## Given exercise:
Below, find each line holding "natura" and state how many there are, using the number alone.

(Dataset entries)
+-------+

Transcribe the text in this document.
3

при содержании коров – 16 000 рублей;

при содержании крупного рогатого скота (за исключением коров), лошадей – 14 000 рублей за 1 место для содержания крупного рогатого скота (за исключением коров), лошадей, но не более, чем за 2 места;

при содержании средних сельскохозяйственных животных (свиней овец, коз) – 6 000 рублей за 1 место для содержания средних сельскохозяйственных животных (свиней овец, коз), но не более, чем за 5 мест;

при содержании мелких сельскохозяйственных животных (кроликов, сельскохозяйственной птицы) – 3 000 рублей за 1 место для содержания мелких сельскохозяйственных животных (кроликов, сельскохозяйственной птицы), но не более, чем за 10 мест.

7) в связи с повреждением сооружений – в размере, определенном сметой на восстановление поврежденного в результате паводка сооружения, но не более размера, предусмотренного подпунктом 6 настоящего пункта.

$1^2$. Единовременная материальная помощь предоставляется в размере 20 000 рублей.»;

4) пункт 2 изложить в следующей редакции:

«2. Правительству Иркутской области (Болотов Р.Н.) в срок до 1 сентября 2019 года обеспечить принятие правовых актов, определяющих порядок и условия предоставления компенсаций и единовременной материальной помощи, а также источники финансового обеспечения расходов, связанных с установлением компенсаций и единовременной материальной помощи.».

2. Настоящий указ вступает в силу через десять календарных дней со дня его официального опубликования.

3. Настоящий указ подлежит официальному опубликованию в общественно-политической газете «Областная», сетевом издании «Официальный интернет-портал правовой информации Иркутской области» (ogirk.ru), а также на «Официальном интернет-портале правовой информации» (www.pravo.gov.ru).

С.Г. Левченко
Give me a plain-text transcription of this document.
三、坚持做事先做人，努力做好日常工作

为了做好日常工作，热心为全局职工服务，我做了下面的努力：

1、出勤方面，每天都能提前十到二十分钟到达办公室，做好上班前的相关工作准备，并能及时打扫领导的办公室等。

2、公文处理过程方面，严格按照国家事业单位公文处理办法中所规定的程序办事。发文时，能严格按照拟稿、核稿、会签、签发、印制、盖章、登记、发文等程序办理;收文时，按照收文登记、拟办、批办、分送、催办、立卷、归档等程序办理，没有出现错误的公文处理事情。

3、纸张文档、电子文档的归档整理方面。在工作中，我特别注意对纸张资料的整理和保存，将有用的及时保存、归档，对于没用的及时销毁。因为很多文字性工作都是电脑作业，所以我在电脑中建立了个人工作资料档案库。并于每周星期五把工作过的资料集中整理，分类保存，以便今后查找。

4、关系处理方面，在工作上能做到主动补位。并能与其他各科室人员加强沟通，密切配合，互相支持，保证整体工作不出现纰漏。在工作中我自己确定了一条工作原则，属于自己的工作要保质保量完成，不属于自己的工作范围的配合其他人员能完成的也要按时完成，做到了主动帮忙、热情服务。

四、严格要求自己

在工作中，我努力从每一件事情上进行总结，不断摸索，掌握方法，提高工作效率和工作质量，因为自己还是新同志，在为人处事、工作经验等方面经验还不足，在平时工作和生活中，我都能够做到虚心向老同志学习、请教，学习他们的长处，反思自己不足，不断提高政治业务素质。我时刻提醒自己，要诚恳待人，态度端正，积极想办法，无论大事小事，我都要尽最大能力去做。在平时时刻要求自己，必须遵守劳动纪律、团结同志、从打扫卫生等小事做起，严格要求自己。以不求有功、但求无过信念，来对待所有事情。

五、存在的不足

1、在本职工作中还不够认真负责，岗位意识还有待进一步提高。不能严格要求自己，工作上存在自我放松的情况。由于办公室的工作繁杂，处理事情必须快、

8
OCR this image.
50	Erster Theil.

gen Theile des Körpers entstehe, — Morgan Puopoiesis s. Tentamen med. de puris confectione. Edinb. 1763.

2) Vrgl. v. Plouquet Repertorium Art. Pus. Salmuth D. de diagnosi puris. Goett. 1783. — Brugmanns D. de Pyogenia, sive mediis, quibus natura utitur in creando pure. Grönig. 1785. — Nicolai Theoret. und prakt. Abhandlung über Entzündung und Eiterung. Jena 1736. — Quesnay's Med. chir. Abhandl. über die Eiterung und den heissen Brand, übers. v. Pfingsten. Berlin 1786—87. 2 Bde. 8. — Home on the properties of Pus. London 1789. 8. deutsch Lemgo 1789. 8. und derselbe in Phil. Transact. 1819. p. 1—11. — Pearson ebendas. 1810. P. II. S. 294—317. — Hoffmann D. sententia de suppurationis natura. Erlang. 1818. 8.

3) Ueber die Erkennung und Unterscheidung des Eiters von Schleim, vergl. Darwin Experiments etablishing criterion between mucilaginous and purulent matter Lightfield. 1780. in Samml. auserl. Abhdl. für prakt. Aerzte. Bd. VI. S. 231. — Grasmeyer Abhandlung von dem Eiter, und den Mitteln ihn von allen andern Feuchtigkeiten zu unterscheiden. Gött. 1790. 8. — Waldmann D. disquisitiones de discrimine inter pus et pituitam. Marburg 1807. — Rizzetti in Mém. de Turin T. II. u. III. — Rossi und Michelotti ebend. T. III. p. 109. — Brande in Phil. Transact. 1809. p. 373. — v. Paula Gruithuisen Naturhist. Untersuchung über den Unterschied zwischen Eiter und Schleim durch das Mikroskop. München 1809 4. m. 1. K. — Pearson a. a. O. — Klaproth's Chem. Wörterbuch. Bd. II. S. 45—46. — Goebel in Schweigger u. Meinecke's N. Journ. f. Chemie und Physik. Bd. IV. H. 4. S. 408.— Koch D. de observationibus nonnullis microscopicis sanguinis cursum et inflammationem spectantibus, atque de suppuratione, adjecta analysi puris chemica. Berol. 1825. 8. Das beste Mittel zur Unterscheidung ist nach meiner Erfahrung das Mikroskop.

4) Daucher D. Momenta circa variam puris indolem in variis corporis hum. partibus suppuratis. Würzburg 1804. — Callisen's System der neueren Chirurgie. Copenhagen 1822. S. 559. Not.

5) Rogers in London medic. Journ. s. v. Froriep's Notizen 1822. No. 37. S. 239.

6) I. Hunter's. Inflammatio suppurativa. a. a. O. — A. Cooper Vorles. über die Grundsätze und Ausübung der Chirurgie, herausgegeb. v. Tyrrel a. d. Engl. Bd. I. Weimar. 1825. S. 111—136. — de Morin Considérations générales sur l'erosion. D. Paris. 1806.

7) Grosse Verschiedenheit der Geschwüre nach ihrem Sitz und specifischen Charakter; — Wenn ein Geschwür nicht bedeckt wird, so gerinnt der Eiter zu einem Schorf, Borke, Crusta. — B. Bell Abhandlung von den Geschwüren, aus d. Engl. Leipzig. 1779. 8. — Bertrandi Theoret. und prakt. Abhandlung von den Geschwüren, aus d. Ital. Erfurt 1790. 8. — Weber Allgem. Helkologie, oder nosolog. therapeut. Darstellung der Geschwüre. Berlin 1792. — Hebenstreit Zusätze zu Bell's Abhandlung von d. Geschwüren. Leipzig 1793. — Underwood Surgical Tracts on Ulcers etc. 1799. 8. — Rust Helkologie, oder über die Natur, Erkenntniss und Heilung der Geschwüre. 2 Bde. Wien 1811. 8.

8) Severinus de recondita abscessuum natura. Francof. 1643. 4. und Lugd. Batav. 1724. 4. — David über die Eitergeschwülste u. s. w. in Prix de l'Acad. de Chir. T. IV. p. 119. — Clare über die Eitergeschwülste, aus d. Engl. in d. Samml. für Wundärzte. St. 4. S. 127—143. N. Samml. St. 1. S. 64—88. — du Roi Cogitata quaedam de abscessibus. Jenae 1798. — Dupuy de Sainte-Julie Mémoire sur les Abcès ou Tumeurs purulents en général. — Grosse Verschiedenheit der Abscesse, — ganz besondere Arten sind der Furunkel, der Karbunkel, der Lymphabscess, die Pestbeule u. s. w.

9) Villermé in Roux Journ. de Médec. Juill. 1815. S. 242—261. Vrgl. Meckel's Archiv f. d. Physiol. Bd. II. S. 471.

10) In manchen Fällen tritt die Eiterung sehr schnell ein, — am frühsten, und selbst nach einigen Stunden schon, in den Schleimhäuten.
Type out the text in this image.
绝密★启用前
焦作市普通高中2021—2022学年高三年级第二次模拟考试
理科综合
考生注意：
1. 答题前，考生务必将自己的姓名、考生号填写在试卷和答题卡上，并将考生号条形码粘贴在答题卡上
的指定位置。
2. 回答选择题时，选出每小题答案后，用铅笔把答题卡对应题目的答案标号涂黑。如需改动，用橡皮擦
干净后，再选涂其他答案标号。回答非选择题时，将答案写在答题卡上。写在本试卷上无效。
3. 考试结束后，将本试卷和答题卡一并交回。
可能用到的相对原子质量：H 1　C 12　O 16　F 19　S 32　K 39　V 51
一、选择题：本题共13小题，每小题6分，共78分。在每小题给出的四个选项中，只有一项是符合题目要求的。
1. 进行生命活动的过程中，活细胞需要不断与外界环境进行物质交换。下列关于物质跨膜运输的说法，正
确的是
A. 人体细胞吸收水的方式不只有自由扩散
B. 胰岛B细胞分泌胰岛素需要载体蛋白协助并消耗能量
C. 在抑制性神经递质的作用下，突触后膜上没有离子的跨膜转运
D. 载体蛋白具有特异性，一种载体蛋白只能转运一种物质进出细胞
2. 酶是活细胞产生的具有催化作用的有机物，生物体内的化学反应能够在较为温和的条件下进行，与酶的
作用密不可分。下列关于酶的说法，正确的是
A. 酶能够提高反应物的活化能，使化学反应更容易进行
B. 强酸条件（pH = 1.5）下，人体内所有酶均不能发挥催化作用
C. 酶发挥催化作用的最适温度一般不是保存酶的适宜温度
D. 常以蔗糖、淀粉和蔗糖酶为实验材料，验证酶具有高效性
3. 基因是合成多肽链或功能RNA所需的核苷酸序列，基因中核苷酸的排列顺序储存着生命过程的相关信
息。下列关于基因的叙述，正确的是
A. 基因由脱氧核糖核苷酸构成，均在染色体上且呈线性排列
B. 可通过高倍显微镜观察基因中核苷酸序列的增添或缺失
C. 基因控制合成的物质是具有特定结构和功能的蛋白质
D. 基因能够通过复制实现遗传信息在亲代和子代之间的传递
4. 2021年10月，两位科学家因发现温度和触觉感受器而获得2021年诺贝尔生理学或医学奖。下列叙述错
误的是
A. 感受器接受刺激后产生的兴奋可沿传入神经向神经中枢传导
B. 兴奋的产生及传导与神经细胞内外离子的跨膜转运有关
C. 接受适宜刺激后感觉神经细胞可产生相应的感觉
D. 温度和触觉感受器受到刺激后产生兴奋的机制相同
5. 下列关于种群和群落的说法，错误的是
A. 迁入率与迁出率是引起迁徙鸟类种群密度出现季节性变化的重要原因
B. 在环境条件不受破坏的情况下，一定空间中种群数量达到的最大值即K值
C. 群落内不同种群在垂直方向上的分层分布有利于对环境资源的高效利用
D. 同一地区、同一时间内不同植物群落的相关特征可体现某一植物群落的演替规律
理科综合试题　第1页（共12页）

+-------+

## Reply:
2